## WRITTEN PROBLEM
From the listing below, copy every line with the word "fichier".

--- RECORDS FOR THIS TASK ---

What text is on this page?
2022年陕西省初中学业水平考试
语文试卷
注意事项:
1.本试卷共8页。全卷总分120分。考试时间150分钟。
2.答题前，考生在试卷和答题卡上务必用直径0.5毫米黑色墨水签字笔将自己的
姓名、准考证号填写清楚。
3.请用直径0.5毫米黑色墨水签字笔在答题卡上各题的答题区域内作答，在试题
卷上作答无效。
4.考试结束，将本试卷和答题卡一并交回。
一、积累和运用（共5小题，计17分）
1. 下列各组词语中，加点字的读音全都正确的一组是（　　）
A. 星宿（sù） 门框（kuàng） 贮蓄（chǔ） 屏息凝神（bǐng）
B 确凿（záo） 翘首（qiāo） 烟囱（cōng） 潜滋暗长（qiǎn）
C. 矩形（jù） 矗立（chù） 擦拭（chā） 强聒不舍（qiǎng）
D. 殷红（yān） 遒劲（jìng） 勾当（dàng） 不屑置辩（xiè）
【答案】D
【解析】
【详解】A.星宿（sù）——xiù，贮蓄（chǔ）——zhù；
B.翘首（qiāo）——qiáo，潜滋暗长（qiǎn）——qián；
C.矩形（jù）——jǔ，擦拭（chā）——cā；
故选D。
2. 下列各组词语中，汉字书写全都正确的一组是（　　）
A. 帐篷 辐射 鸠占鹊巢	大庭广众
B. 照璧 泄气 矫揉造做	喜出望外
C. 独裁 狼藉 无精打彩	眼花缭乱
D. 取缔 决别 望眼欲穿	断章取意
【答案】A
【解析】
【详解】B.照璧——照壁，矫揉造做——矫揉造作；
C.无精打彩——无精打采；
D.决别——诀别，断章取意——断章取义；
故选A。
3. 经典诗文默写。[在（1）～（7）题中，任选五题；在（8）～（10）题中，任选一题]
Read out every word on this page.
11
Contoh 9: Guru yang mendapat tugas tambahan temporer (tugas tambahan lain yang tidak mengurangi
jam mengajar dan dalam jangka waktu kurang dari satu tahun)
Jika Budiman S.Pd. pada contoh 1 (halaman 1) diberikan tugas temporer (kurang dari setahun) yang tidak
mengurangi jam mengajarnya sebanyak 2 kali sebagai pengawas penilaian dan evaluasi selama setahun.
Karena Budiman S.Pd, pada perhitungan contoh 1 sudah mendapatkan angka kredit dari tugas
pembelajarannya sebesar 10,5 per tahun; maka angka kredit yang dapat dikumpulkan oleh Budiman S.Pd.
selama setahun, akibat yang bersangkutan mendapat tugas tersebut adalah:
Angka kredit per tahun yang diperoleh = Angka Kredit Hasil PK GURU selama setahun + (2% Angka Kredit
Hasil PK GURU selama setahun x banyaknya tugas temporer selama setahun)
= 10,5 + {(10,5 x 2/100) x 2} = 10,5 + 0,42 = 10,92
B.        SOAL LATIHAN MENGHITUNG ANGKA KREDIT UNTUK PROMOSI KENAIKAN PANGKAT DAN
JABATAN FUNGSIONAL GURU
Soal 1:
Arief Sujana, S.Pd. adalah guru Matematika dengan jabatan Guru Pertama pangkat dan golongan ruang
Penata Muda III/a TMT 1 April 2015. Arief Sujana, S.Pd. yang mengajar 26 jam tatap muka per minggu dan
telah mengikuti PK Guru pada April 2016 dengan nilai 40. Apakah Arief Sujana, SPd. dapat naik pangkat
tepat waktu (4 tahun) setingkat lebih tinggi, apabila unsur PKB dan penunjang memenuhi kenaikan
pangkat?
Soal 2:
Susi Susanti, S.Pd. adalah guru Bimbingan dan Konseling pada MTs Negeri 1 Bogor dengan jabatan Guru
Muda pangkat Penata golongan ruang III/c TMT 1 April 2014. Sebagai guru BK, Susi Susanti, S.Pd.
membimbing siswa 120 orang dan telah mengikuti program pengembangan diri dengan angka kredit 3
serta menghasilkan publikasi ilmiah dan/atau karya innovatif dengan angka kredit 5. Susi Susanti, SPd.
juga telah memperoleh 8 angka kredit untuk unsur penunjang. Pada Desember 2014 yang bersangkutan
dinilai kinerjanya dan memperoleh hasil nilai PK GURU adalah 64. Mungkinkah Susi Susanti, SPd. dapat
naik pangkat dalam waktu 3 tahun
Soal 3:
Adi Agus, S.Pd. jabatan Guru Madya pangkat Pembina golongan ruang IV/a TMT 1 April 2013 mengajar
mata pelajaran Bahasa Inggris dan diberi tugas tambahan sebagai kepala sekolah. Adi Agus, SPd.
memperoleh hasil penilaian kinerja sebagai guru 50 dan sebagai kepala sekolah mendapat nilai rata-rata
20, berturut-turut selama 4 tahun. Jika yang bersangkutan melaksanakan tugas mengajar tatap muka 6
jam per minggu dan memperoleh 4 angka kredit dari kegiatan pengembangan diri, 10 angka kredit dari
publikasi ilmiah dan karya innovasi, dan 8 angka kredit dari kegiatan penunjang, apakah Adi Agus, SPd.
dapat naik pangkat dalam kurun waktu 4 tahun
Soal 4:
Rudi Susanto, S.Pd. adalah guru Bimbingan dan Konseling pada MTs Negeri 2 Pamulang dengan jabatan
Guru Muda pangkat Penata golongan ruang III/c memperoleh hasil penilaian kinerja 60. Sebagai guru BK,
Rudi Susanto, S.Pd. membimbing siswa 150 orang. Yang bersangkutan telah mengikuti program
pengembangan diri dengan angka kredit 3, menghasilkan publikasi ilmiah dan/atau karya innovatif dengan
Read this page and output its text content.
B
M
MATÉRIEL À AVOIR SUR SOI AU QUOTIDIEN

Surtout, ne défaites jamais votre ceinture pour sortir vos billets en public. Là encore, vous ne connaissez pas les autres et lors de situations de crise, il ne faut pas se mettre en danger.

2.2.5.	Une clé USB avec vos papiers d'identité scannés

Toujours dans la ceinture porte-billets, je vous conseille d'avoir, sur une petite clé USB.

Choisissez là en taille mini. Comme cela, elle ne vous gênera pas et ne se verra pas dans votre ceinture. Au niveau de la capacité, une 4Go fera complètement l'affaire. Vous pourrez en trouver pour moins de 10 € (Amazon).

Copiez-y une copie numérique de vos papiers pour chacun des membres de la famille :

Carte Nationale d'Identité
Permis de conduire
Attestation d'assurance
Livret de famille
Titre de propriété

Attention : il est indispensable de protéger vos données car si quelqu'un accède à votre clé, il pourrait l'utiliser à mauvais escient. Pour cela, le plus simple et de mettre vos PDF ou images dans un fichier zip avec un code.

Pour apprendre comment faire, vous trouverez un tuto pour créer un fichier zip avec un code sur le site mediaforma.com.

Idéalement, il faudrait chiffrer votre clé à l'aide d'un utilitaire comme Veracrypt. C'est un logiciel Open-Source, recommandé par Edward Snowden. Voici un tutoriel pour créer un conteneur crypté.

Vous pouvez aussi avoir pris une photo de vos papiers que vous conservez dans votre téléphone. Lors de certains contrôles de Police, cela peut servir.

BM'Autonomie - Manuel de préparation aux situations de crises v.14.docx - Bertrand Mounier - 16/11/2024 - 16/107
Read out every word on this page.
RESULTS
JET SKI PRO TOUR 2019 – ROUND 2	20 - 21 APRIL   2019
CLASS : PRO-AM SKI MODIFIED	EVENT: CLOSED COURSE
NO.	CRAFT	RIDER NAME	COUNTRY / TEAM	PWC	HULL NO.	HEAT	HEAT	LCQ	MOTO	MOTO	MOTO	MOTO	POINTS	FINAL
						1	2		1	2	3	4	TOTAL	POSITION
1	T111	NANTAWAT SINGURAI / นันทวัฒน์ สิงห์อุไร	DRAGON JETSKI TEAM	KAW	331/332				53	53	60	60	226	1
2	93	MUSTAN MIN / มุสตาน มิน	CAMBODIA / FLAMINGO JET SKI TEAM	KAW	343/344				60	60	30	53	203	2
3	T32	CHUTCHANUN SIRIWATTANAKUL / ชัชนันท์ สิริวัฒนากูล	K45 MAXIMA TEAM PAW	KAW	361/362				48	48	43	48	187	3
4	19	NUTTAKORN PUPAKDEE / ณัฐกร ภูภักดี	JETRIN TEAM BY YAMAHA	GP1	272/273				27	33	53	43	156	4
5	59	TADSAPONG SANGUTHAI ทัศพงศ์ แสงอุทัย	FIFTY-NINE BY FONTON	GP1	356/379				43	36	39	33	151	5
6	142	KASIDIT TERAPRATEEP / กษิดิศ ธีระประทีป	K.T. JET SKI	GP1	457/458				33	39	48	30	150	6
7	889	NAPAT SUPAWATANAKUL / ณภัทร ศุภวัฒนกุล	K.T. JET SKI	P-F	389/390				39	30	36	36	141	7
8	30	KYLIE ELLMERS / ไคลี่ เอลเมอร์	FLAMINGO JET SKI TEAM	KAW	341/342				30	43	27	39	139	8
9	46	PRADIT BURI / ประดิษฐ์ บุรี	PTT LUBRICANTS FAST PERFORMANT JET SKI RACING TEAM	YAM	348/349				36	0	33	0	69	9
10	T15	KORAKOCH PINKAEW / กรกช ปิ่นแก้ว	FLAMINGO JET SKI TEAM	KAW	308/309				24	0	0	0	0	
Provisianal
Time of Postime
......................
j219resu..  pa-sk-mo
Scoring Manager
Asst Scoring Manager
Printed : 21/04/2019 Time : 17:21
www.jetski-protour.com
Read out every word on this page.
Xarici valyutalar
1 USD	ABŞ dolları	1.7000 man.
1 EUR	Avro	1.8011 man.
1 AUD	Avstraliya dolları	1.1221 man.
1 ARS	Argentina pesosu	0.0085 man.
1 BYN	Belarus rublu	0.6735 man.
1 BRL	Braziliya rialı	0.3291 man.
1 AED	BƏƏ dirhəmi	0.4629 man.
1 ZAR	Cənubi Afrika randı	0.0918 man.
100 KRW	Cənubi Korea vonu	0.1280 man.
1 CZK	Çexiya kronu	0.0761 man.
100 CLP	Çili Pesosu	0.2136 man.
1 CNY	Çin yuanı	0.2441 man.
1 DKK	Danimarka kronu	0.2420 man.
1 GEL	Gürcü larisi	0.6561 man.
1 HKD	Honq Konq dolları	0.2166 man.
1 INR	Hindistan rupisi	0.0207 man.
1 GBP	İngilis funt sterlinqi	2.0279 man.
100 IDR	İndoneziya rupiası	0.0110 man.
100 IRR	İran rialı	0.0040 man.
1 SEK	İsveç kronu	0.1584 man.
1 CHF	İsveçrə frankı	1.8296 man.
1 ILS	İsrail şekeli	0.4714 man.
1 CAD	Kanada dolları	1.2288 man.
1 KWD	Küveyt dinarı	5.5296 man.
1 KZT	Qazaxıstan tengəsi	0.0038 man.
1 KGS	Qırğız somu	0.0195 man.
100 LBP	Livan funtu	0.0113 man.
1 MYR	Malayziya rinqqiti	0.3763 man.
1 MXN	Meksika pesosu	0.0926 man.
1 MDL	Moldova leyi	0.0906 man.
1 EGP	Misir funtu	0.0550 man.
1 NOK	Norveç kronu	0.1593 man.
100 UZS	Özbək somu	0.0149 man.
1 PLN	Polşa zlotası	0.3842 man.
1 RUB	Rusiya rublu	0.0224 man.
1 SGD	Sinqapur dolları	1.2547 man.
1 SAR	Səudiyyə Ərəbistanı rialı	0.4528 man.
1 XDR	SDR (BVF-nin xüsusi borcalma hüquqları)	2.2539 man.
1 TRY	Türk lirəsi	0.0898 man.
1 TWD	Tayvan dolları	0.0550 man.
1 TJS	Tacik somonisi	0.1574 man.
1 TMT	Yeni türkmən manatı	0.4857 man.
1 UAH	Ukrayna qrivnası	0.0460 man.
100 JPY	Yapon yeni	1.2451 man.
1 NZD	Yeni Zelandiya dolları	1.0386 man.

---

## RESPONSE TO THE EXERCISE
Attention : il est indispensable de protéger vos données car si quelqu'un accède à votre clé, il pourrait l'utiliser à mauvais escient. Pour cela, le plus simple et de mettre vos PDF ou images dans un fichier zip avec un code.
Pour apprendre comment faire, vous trouverez un tuto pour créer un fichier zip avec un code sur le site mediaforma.com.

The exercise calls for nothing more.